→ **WHAT THE EXERCISE ASKS**: Spot each line in the records below where the word "period" occurs, then copy it.

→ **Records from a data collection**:
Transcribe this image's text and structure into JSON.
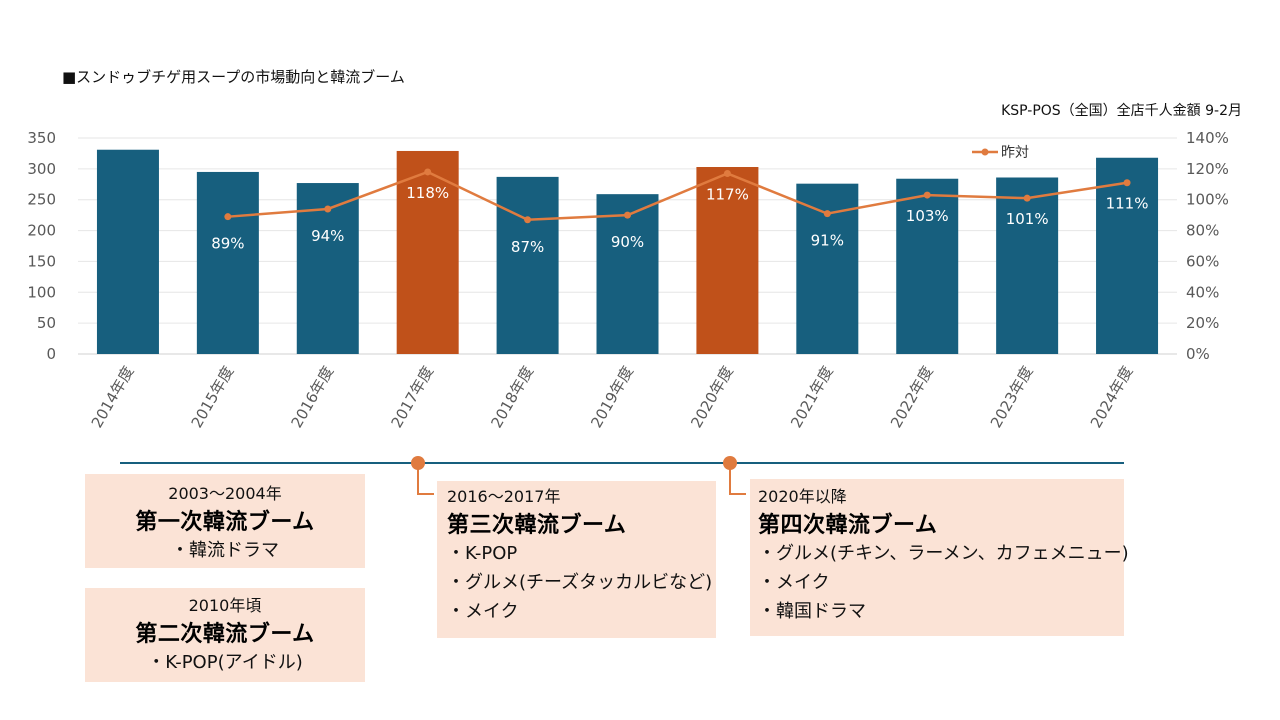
{
  "title": "■スンドゥブチゲ用スープの市場動向と韓流ブーム",
  "source_note": "KSP-POS（全国）全店千人金額 9-2月",
  "chart_data": {
    "type": "bar",
    "categories": [
      "2014年度",
      "2015年度",
      "2016年度",
      "2017年度",
      "2018年度",
      "2019年度",
      "2020年度",
      "2021年度",
      "2022年度",
      "2023年度",
      "2024年度"
    ],
    "series": [
      {
        "values": [
          331,
          295,
          277,
          329,
          287,
          259,
          303,
          276,
          284,
          286,
          318
        ],
        "highlight": [
          false,
          false,
          false,
          true,
          false,
          false,
          true,
          false,
          false,
          false,
          false
        ]
      },
      {
        "name": "昨対",
        "type": "line",
        "axis": "right",
        "values": [
          null,
          89,
          94,
          118,
          87,
          90,
          117,
          91,
          103,
          101,
          111
        ],
        "labels": [
          "",
          "89%",
          "94%",
          "118%",
          "87%",
          "90%",
          "117%",
          "91%",
          "103%",
          "101%",
          "111%"
        ]
      }
    ],
    "ylim": [
      0,
      350
    ],
    "yticks": [
      0,
      50,
      100,
      150,
      200,
      250,
      300,
      350
    ],
    "y2lim": [
      0,
      140
    ],
    "y2ticks": [
      "0%",
      "20%",
      "40%",
      "60%",
      "80%",
      "100%",
      "120%",
      "140%"
    ],
    "legend": "top-right",
    "grid": true,
    "colors": {
      "bar": "#175f7e",
      "highlight": "#c0511a",
      "line": "#e07b3f",
      "label": "#ffffff",
      "axis_text": "#595959",
      "timeline": "#175f7e"
    }
  },
  "timeline": {
    "markers": [
      {
        "after": "2016年度",
        "category": "2017年度"
      },
      {
        "after": "2019年度",
        "category": "2020年度"
      }
    ]
  },
  "booms": [
    {
      "period": "2003～2004年",
      "heading": "第一次韓流ブーム",
      "items": [
        "・韓流ドラマ"
      ]
    },
    {
      "period": "2010年頃",
      "heading": "第二次韓流ブーム",
      "items": [
        "・K-POP(アイドル)"
      ]
    },
    {
      "period": "2016～2017年",
      "heading": "第三次韓流ブーム",
      "items": [
        "・K-POP",
        "・グルメ(チーズタッカルビなど)",
        "・メイク"
      ]
    },
    {
      "period": "2020年以降",
      "heading": "第四次韓流ブーム",
      "items": [
        "・グルメ(チキン、ラーメン、カフェメニュー)",
        "・メイク",
        "・韓国ドラマ"
      ]
    }
  ]
}
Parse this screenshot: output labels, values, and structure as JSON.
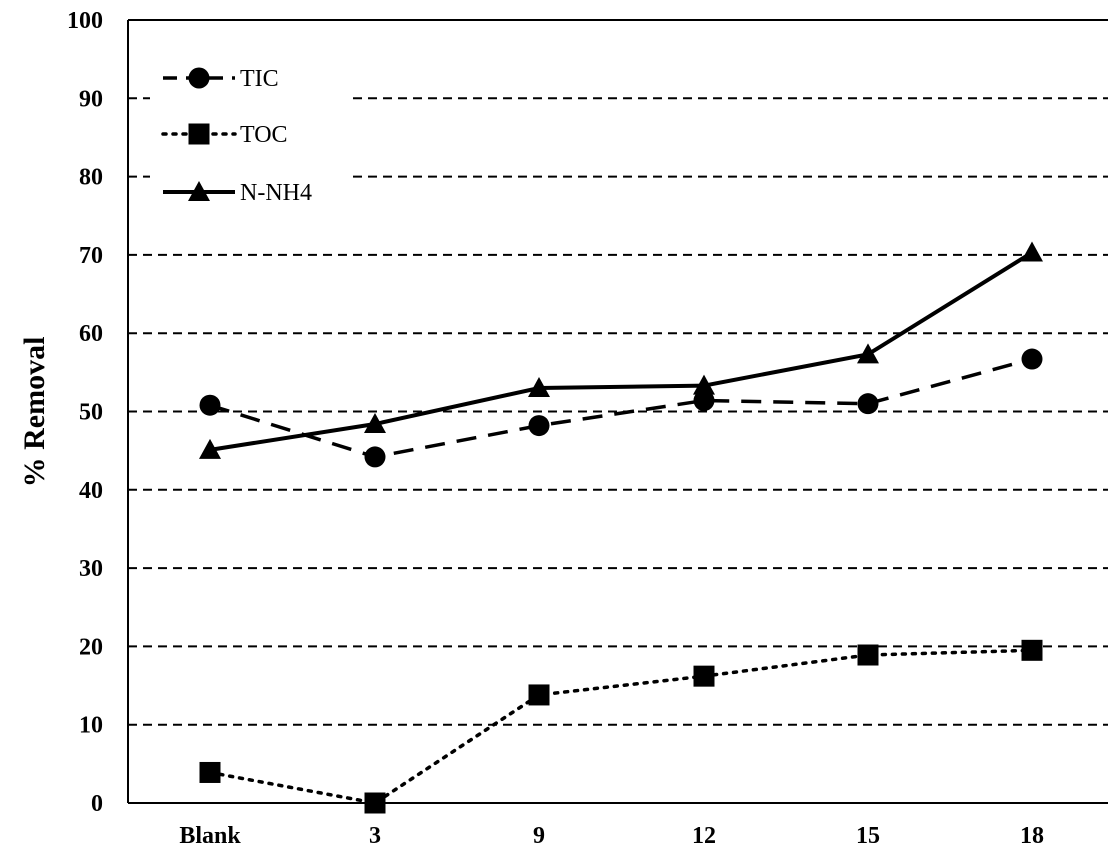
{
  "chart_data": {
    "type": "line",
    "categories": [
      "Blank",
      "3",
      "9",
      "12",
      "15",
      "18"
    ],
    "ylabel": "% Removal",
    "xlabel": "",
    "ylim": [
      0,
      100
    ],
    "yticks": [
      0,
      10,
      20,
      30,
      40,
      50,
      60,
      70,
      80,
      90,
      100
    ],
    "grid": "horizontal dashed",
    "legend_position": "top-left",
    "series": [
      {
        "name": "TIC",
        "marker": "circle",
        "line": "dashed",
        "values": [
          50.8,
          44.2,
          48.2,
          51.4,
          51.0,
          56.7
        ]
      },
      {
        "name": "TOC",
        "marker": "square",
        "line": "dotted",
        "values": [
          3.9,
          0.0,
          13.8,
          16.2,
          18.9,
          19.5
        ]
      },
      {
        "name": "N-NH4",
        "marker": "triangle",
        "line": "solid",
        "values": [
          45.1,
          48.4,
          53.0,
          53.3,
          57.3,
          70.3
        ]
      }
    ],
    "colors": {
      "line": "#000000",
      "background": "#ffffff"
    }
  }
}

→ **EXERCISE RESULT**:
      "period": "2003～2004年",
      "period": "2010年頃",
      "period": "2016～2017年",
      "period": "2020年以降",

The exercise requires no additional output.